Exercise brief:
Your task is to print all of the material verbatim.

Extracted information:
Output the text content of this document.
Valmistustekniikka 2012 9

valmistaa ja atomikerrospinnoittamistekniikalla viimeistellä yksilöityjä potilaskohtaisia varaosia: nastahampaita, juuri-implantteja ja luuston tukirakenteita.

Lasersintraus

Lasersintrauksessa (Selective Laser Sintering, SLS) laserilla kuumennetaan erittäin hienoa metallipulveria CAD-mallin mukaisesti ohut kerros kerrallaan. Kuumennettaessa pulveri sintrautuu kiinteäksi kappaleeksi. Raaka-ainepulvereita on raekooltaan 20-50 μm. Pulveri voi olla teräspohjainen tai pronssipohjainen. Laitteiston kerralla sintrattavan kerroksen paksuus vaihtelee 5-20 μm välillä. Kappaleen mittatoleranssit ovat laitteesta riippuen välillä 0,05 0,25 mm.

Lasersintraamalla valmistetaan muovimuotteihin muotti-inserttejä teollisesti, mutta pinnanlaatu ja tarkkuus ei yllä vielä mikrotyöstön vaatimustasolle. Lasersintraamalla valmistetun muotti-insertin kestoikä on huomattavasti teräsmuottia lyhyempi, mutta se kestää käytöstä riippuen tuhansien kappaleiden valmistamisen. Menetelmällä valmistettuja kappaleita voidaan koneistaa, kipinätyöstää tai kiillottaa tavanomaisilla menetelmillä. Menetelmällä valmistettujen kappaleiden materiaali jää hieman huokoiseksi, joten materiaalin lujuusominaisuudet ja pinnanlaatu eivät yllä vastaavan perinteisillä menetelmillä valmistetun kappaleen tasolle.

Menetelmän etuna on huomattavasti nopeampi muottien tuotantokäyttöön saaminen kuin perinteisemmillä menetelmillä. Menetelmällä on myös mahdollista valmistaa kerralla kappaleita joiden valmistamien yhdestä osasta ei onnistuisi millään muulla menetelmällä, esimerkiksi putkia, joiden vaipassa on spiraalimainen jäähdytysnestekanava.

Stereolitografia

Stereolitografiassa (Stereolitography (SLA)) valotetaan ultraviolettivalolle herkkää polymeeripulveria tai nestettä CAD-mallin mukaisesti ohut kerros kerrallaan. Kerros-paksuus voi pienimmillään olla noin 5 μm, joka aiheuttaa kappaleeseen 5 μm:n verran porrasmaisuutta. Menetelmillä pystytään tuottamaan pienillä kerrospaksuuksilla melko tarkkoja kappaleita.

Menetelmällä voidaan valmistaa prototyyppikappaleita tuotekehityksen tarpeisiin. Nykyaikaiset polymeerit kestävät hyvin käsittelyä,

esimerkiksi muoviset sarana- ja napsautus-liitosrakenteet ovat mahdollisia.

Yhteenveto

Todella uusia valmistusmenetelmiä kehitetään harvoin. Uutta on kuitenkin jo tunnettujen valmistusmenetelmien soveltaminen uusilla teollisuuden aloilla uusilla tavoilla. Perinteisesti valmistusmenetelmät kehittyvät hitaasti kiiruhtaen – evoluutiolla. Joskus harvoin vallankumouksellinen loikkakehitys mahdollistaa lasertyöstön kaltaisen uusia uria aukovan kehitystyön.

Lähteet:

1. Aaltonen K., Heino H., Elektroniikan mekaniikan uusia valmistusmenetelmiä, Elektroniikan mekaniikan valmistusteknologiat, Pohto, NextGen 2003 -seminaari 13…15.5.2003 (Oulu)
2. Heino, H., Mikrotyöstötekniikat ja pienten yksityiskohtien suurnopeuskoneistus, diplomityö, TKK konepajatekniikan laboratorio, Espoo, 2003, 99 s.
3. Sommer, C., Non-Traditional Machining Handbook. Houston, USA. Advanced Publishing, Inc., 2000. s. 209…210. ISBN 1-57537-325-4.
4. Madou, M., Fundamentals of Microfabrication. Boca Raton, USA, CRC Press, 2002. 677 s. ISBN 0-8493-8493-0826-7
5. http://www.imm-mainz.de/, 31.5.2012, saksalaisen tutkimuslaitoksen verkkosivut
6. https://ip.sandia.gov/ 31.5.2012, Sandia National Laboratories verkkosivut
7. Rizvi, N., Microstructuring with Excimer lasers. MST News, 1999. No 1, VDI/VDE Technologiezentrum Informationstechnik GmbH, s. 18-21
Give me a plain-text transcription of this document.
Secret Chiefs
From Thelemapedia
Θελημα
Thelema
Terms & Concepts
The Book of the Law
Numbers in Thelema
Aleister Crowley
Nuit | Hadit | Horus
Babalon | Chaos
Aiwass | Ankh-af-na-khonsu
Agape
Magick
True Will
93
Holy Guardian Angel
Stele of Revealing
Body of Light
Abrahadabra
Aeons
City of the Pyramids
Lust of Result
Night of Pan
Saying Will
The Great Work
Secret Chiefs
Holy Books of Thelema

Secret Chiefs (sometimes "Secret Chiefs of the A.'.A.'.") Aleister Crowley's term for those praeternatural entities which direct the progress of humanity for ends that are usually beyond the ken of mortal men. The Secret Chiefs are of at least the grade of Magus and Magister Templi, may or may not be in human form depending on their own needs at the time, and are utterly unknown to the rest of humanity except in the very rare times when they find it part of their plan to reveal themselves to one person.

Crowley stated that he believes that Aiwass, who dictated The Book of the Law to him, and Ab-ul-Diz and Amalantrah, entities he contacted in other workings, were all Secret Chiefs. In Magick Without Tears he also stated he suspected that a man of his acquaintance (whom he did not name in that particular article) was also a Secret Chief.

Full response:
Output the text content of this document.
Valmistustekniikka 2012 9

valmistaa ja atomikerrospinnoittamistekniikalla viimeistellä yksilöityjä potilaskohtaisia varaosia: nastahampaita, juuri-implantteja ja luuston tukirakenteita.

Lasersintraus

Lasersintrauksessa (Selective Laser Sintering, SLS) laserilla kuumennetaan erittäin hienoa metallipulveria CAD-mallin mukaisesti ohut kerros kerrallaan. Kuumennettaessa pulveri sintrautuu kiinteäksi kappaleeksi. Raaka-ainepulvereita on raekooltaan 20-50 μm. Pulveri voi olla teräspohjainen tai pronssipohjainen. Laitteiston kerralla sintrattavan kerroksen paksuus vaihtelee 5-20 μm välillä. Kappaleen mittatoleranssit ovat laitteesta riippuen välillä 0,05 0,25 mm.

Lasersintraamalla valmistetaan muovimuotteihin muotti-inserttejä teollisesti, mutta pinnanlaatu ja tarkkuus ei yllä vielä mikrotyöstön vaatimustasolle. Lasersintraamalla valmistetun muotti-insertin kestoikä on huomattavasti teräsmuottia lyhyempi, mutta se kestää käytöstä riippuen tuhansien kappaleiden valmistamisen. Menetelmällä valmistettuja kappaleita voidaan koneistaa, kipinätyöstää tai kiillottaa tavanomaisilla menetelmillä. Menetelmällä valmistettujen kappaleiden materiaali jää hieman huokoiseksi, joten materiaalin lujuusominaisuudet ja pinnanlaatu eivät yllä vastaavan perinteisillä menetelmillä valmistetun kappaleen tasolle.

Menetelmän etuna on huomattavasti nopeampi muottien tuotantokäyttöön saaminen kuin perinteisemmillä menetelmillä. Menetelmällä on myös mahdollista valmistaa kerralla kappaleita joiden valmistamien yhdestä osasta ei onnistuisi millään muulla menetelmällä, esimerkiksi putkia, joiden vaipassa on spiraalimainen jäähdytysnestekanava.

Stereolitografia

Stereolitografiassa (Stereolitography (SLA)) valotetaan ultraviolettivalolle herkkää polymeeripulveria tai nestettä CAD-mallin mukaisesti ohut kerros kerrallaan. Kerros-paksuus voi pienimmillään olla noin 5 μm, joka aiheuttaa kappaleeseen 5 μm:n verran porrasmaisuutta. Menetelmillä pystytään tuottamaan pienillä kerrospaksuuksilla melko tarkkoja kappaleita.

Menetelmällä voidaan valmistaa prototyyppikappaleita tuotekehityksen tarpeisiin. Nykyaikaiset polymeerit kestävät hyvin käsittelyä,

esimerkiksi muoviset sarana- ja napsautus-liitosrakenteet ovat mahdollisia.

Yhteenveto

Todella uusia valmistusmenetelmiä kehitetään harvoin. Uutta on kuitenkin jo tunnettujen valmistusmenetelmien soveltaminen uusilla teollisuuden aloilla uusilla tavoilla. Perinteisesti valmistusmenetelmät kehittyvät hitaasti kiiruhtaen – evoluutiolla. Joskus harvoin vallankumouksellinen loikkakehitys mahdollistaa lasertyöstön kaltaisen uusia uria aukovan kehitystyön.

Lähteet:

1. Aaltonen K., Heino H., Elektroniikan mekaniikan uusia valmistusmenetelmiä, Elektroniikan mekaniikan valmistusteknologiat, Pohto, NextGen 2003 -seminaari 13…15.5.2003 (Oulu)
2. Heino, H., Mikrotyöstötekniikat ja pienten yksityiskohtien suurnopeuskoneistus, diplomityö, TKK konepajatekniikan laboratorio, Espoo, 2003, 99 s.
3. Sommer, C., Non-Traditional Machining Handbook. Houston, USA. Advanced Publishing, Inc., 2000. s. 209…210. ISBN 1-57537-325-4.
4. Madou, M., Fundamentals of Microfabrication. Boca Raton, USA, CRC Press, 2002. 677 s. ISBN 0-8493-8493-0826-7
5. http://www.imm-mainz.de/, 31.5.2012, saksalaisen tutkimuslaitoksen verkkosivut
6. https://ip.sandia.gov/ 31.5.2012, Sandia National Laboratories verkkosivut
7. Rizvi, N., Microstructuring with Excimer lasers. MST News, 1999. No 1, VDI/VDE Technologiezentrum Informationstechnik GmbH, s. 18-21
Give me a plain-text transcription of this document.
Secret Chiefs
From Thelemapedia
Θελημα
Thelema
Terms & Concepts
The Book of the Law
Numbers in Thelema
Aleister Crowley
Nuit | Hadit | Horus
Babalon | Chaos
Aiwass | Ankh-af-na-khonsu
Agape
Magick
True Will
93
Holy Guardian Angel
Stele of Revealing
Body of Light
Abrahadabra
Aeons
City of the Pyramids
Lust of Result
Night of Pan
Saying Will
The Great Work
Secret Chiefs
Holy Books of Thelema

Secret Chiefs (sometimes "Secret Chiefs of the A.'.A.'.") Aleister Crowley's term for those praeternatural entities which direct the progress of humanity for ends that are usually beyond the ken of mortal men. The Secret Chiefs are of at least the grade of Magus and Magister Templi, may or may not be in human form depending on their own needs at the time, and are utterly unknown to the rest of humanity except in the very rare times when they find it part of their plan to reveal themselves to one person.

Crowley stated that he believes that Aiwass, who dictated The Book of the Law to him, and Ab-ul-Diz and Amalantrah, entities he contacted in other workings, were all Secret Chiefs. In Magick Without Tears he also stated he suspected that a man of his acquaintance (whom he did not name in that particular article) was also a Secret Chief.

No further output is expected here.